(Recorded data)
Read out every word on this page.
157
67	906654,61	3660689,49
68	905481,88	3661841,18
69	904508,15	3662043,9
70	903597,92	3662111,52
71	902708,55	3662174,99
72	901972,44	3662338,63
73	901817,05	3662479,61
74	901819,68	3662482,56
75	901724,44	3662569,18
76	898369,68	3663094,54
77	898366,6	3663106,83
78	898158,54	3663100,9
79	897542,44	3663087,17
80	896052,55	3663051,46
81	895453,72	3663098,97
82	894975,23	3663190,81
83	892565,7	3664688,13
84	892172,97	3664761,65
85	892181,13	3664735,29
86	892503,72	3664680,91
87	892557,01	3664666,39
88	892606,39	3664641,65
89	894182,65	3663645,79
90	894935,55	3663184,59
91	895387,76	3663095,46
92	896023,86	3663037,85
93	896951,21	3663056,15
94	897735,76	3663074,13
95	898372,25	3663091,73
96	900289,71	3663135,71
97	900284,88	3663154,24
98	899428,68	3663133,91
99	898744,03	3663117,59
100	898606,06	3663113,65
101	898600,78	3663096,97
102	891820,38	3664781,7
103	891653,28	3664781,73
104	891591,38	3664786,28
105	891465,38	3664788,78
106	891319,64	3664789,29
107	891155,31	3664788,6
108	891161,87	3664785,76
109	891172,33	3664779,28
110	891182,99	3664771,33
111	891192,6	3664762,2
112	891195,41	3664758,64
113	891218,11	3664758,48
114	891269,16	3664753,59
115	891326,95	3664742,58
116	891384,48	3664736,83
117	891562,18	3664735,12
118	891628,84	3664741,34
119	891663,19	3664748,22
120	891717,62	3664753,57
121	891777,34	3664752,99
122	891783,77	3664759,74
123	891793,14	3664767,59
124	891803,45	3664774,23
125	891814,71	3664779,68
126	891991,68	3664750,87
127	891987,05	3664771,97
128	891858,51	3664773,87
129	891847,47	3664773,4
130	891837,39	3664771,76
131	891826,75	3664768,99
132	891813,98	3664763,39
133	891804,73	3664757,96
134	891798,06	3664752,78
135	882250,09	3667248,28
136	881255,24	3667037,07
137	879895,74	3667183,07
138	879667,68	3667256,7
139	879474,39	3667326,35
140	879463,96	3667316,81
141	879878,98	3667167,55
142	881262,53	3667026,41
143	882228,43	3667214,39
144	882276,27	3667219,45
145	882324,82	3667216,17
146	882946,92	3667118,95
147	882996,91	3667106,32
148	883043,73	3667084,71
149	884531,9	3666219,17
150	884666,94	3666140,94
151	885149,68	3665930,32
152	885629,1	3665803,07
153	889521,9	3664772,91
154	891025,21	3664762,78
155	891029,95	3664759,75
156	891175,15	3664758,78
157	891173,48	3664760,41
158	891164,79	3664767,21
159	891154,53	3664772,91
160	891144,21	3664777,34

__Your objective__:
Extract the full listing above without alteration.

__Solution for this exercise__:
Read out every word on this page.
157
67	906654,61	3660689,49
68	905481,88	3661841,18
69	904508,15	3662043,9
70	903597,92	3662111,52
71	902708,55	3662174,99
72	901972,44	3662338,63
73	901817,05	3662479,61
74	901819,68	3662482,56
75	901724,44	3662569,18
76	898369,68	3663094,54
77	898366,6	3663106,83
78	898158,54	3663100,9
79	897542,44	3663087,17
80	896052,55	3663051,46
81	895453,72	3663098,97
82	894975,23	3663190,81
83	892565,7	3664688,13
84	892172,97	3664761,65
85	892181,13	3664735,29
86	892503,72	3664680,91
87	892557,01	3664666,39
88	892606,39	3664641,65
89	894182,65	3663645,79
90	894935,55	3663184,59
91	895387,76	3663095,46
92	896023,86	3663037,85
93	896951,21	3663056,15
94	897735,76	3663074,13
95	898372,25	3663091,73
96	900289,71	3663135,71
97	900284,88	3663154,24
98	899428,68	3663133,91
99	898744,03	3663117,59
100	898606,06	3663113,65
101	898600,78	3663096,97
102	891820,38	3664781,7
103	891653,28	3664781,73
104	891591,38	3664786,28
105	891465,38	3664788,78
106	891319,64	3664789,29
107	891155,31	3664788,6
108	891161,87	3664785,76
109	891172,33	3664779,28
110	891182,99	3664771,33
111	891192,6	3664762,2
112	891195,41	3664758,64
113	891218,11	3664758,48
114	891269,16	3664753,59
115	891326,95	3664742,58
116	891384,48	3664736,83
117	891562,18	3664735,12
118	891628,84	3664741,34
119	891663,19	3664748,22
120	891717,62	3664753,57
121	891777,34	3664752,99
122	891783,77	3664759,74
123	891793,14	3664767,59
124	891803,45	3664774,23
125	891814,71	3664779,68
126	891991,68	3664750,87
127	891987,05	3664771,97
128	891858,51	3664773,87
129	891847,47	3664773,4
130	891837,39	3664771,76
131	891826,75	3664768,99
132	891813,98	3664763,39
133	891804,73	3664757,96
134	891798,06	3664752,78
135	882250,09	3667248,28
136	881255,24	3667037,07
137	879895,74	3667183,07
138	879667,68	3667256,7
139	879474,39	3667326,35
140	879463,96	3667316,81
141	879878,98	3667167,55
142	881262,53	3667026,41
143	882228,43	3667214,39
144	882276,27	3667219,45
145	882324,82	3667216,17
146	882946,92	3667118,95
147	882996,91	3667106,32
148	883043,73	3667084,71
149	884531,9	3666219,17
150	884666,94	3666140,94
151	885149,68	3665930,32
152	885629,1	3665803,07
153	889521,9	3664772,91
154	891025,21	3664762,78
155	891029,95	3664759,75
156	891175,15	3664758,78
157	891173,48	3664760,41
158	891164,79	3664767,21
159	891154,53	3664772,91
160	891144,21	3664777,34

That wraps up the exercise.